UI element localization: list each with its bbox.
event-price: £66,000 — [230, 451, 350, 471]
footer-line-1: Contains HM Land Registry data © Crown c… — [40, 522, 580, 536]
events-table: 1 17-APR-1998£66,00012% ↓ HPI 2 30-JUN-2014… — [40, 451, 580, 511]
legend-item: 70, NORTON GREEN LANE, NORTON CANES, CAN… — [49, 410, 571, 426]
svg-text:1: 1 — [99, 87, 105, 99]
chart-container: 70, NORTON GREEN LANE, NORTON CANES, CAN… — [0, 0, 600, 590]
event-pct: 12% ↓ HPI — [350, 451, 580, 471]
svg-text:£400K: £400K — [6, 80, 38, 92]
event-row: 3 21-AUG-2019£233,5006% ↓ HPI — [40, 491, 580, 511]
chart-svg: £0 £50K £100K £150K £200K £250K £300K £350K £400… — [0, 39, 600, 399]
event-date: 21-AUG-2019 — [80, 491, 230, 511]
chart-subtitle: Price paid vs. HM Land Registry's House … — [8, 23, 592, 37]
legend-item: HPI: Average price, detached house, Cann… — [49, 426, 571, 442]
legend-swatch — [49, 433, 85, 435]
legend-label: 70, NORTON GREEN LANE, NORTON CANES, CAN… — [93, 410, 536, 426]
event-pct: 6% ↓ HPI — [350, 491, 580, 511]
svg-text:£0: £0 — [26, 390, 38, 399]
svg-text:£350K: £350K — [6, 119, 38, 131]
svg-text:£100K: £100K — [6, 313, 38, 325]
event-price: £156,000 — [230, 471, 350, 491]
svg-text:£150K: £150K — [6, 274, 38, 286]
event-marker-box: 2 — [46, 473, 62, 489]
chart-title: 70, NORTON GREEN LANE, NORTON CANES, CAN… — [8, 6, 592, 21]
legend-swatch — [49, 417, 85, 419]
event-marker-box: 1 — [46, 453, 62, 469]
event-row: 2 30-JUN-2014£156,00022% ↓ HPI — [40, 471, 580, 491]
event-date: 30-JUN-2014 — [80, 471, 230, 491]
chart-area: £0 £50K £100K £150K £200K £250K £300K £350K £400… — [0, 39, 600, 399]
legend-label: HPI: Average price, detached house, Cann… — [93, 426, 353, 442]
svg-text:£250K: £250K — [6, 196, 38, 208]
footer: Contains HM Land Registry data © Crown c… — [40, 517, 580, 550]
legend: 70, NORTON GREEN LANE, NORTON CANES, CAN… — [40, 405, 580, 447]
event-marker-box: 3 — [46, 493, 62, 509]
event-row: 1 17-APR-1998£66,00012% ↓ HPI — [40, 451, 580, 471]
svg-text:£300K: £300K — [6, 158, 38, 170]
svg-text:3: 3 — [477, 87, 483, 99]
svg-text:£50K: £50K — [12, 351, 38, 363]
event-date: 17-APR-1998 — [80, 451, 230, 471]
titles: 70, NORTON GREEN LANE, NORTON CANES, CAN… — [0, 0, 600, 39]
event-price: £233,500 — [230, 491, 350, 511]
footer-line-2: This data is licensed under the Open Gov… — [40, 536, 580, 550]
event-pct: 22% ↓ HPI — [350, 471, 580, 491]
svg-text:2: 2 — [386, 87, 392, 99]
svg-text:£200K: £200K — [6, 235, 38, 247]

◆ **What you should do**
Quote, with nothing changed, the part of the material that opens with its first line and closes with the line containing "events-table: 1 17-APR-1998£66,00012%", both included.

◆ **Task response**
UI element localization: list each with its bbox.
event-price: £66,000 — [230, 451, 350, 471]
footer-line-1: Contains HM Land Registry data © Crown c… — [40, 522, 580, 536]
events-table: 1 17-APR-1998£66,00012% ↓ HPI 2 30-JUN-2014… — [40, 451, 580, 511]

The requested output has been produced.